» Records from a dataset:
-- start --

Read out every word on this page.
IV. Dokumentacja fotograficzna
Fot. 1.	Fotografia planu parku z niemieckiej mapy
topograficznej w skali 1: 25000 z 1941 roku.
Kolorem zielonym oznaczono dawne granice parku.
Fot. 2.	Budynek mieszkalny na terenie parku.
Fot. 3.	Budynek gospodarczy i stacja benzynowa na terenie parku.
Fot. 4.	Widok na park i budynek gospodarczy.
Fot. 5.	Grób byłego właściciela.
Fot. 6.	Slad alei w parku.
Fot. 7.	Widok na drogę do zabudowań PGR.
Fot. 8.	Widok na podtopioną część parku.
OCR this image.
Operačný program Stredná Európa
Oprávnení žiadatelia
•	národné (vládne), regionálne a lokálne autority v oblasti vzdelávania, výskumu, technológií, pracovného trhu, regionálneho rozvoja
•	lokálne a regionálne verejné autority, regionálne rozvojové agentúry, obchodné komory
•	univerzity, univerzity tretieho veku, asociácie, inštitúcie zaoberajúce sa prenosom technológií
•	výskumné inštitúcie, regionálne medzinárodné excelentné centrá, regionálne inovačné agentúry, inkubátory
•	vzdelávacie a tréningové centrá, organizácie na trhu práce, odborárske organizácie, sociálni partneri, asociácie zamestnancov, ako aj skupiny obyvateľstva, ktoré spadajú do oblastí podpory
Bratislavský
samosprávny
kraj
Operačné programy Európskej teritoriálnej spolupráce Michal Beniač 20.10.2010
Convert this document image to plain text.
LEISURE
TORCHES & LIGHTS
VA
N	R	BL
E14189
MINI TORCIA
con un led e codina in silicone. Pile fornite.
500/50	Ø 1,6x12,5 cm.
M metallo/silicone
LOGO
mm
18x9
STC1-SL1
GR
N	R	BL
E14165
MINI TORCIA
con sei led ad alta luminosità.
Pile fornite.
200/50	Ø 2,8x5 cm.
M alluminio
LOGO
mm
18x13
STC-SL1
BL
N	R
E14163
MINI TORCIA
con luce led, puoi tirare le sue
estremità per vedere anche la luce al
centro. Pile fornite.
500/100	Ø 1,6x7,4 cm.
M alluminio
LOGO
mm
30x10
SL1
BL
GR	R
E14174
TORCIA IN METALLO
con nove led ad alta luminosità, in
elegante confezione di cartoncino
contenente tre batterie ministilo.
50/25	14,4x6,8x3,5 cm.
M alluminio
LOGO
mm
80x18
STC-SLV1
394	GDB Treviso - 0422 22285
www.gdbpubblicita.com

-- end --

Output all of the material, please, exactly as it stands.

» RESPONSE:
Read out every word on this page.
IV. Dokumentacja fotograficzna
Fot. 1.	Fotografia planu parku z niemieckiej mapy
topograficznej w skali 1: 25000 z 1941 roku.
Kolorem zielonym oznaczono dawne granice parku.
Fot. 2.	Budynek mieszkalny na terenie parku.
Fot. 3.	Budynek gospodarczy i stacja benzynowa na terenie parku.
Fot. 4.	Widok na park i budynek gospodarczy.
Fot. 5.	Grób byłego właściciela.
Fot. 6.	Slad alei w parku.
Fot. 7.	Widok na drogę do zabudowań PGR.
Fot. 8.	Widok na podtopioną część parku.
OCR this image.
Operačný program Stredná Európa
Oprávnení žiadatelia
•	národné (vládne), regionálne a lokálne autority v oblasti vzdelávania, výskumu, technológií, pracovného trhu, regionálneho rozvoja
•	lokálne a regionálne verejné autority, regionálne rozvojové agentúry, obchodné komory
•	univerzity, univerzity tretieho veku, asociácie, inštitúcie zaoberajúce sa prenosom technológií
•	výskumné inštitúcie, regionálne medzinárodné excelentné centrá, regionálne inovačné agentúry, inkubátory
•	vzdelávacie a tréningové centrá, organizácie na trhu práce, odborárske organizácie, sociálni partneri, asociácie zamestnancov, ako aj skupiny obyvateľstva, ktoré spadajú do oblastí podpory
Bratislavský
samosprávny
kraj
Operačné programy Európskej teritoriálnej spolupráce Michal Beniač 20.10.2010
Convert this document image to plain text.
LEISURE
TORCHES & LIGHTS
VA
N	R	BL
E14189
MINI TORCIA
con un led e codina in silicone. Pile fornite.
500/50	Ø 1,6x12,5 cm.
M metallo/silicone
LOGO
mm
18x9
STC1-SL1
GR
N	R	BL
E14165
MINI TORCIA
con sei led ad alta luminosità.
Pile fornite.
200/50	Ø 2,8x5 cm.
M alluminio
LOGO
mm
18x13
STC-SL1
BL
N	R
E14163
MINI TORCIA
con luce led, puoi tirare le sue
estremità per vedere anche la luce al
centro. Pile fornite.
500/100	Ø 1,6x7,4 cm.
M alluminio
LOGO
mm
30x10
SL1
BL
GR	R
E14174
TORCIA IN METALLO
con nove led ad alta luminosità, in
elegante confezione di cartoncino
contenente tre batterie ministilo.
50/25	14,4x6,8x3,5 cm.
M alluminio
LOGO
mm
80x18
STC-SLV1
394	GDB Treviso - 0422 22285
www.gdbpubblicita.com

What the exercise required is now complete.